Dataset records:
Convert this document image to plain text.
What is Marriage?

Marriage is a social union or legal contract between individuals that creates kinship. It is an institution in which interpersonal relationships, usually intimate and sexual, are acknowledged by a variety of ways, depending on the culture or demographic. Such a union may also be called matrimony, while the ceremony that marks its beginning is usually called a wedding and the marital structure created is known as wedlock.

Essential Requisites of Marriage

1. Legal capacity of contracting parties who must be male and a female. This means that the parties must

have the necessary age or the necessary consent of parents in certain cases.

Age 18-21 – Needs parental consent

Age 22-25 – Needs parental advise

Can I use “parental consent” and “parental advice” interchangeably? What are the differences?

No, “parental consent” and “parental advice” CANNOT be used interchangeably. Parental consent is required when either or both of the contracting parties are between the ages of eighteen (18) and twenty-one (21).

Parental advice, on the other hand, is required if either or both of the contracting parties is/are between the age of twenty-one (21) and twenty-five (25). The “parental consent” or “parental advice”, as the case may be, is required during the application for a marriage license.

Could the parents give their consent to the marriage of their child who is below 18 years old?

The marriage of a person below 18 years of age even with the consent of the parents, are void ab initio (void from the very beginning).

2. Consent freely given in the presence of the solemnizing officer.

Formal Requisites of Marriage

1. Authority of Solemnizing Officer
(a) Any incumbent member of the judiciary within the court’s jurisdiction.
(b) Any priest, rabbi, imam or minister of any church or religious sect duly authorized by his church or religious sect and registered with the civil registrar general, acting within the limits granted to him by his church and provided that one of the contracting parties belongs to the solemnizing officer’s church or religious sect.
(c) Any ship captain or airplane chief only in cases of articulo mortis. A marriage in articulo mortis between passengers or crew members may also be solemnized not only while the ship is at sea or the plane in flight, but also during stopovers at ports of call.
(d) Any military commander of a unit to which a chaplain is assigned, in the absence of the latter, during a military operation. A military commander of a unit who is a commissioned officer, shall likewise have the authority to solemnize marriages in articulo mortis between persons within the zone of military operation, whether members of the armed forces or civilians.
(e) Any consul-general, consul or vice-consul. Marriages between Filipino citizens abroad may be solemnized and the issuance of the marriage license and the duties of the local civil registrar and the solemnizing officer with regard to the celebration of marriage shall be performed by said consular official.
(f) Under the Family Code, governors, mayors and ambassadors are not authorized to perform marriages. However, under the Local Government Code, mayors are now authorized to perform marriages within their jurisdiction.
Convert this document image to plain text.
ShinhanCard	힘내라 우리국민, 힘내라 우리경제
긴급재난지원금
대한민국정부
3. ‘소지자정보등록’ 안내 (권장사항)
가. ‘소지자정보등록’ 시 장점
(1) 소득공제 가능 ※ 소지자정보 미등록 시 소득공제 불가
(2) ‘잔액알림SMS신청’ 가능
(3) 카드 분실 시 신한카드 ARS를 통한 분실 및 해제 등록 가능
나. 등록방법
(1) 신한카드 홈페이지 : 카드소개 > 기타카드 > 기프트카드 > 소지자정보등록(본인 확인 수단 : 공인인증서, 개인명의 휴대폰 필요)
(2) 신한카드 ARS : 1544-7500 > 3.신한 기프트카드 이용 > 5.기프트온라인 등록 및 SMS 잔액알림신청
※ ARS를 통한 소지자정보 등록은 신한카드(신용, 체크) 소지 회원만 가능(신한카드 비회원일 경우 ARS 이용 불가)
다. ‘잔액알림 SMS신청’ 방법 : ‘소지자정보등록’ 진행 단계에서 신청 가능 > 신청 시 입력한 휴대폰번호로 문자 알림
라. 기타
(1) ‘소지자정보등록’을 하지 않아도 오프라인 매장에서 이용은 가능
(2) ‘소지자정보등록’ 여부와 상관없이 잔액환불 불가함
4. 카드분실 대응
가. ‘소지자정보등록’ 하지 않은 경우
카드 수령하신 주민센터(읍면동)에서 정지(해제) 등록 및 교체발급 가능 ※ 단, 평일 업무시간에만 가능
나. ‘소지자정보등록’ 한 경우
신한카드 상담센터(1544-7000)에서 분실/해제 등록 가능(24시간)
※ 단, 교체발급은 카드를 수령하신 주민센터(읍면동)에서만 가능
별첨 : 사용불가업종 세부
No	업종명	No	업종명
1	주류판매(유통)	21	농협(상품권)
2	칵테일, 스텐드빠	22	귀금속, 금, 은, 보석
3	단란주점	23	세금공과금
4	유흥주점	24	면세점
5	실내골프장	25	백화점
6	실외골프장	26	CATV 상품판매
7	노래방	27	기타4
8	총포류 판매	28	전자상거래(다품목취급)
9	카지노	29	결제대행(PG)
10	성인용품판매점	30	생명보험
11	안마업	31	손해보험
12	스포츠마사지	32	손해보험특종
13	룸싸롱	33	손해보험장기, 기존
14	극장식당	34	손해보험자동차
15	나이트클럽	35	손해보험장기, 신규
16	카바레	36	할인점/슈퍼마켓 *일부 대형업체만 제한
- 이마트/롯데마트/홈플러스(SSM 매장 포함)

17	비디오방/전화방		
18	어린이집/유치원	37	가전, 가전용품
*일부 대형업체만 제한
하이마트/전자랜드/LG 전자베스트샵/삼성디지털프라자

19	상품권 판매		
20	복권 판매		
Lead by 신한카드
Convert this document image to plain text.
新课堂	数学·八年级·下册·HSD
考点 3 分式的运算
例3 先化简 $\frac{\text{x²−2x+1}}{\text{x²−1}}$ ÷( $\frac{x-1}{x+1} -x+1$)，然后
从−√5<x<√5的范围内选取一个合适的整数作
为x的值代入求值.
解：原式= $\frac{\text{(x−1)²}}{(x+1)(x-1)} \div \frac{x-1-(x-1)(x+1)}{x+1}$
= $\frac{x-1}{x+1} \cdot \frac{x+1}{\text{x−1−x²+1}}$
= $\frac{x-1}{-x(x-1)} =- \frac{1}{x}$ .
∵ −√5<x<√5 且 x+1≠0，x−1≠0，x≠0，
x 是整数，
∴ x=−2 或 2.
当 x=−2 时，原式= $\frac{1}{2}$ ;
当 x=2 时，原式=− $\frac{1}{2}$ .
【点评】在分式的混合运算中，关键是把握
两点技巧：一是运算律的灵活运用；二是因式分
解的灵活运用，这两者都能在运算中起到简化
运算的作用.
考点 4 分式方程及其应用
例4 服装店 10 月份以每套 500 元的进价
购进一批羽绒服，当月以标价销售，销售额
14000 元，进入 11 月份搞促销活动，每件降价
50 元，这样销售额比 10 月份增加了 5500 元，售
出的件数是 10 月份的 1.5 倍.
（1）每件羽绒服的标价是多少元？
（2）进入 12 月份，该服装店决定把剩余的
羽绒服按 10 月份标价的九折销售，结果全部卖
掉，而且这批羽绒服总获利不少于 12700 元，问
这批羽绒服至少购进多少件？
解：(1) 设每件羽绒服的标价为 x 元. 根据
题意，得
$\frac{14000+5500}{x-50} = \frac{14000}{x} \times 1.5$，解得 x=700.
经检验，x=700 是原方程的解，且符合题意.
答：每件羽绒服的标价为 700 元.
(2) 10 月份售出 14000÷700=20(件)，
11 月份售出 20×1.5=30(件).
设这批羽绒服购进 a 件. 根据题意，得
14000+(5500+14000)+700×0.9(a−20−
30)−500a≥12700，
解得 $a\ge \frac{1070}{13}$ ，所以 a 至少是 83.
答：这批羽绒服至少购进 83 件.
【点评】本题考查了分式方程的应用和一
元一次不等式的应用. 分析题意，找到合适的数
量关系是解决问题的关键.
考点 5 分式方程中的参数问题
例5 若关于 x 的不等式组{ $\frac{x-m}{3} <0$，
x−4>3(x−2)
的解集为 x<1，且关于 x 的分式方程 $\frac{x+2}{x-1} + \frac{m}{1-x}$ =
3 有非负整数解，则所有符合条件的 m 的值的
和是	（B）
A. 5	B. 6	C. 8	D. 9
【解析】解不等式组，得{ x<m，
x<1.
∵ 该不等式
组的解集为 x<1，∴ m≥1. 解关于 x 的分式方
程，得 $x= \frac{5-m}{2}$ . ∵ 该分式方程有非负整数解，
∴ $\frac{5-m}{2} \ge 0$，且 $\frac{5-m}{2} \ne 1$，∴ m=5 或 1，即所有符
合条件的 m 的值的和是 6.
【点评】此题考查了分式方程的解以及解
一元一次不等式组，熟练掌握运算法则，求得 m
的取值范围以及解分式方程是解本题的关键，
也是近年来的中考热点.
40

Problem: Where a line contains "both", copy that line.

Problem solution:
No, “parental consent” and “parental advice” CANNOT be used interchangeably. Parental consent is required when either or both of the contracting parties are between the ages of eighteen (18) and twenty-one (21).
Parental advice, on the other hand, is required if either or both of the contracting parties is/are between the age of twenty-one (21) and twenty-five (25). The “parental consent” or “parental advice”, as the case may be, is required during the application for a marriage license.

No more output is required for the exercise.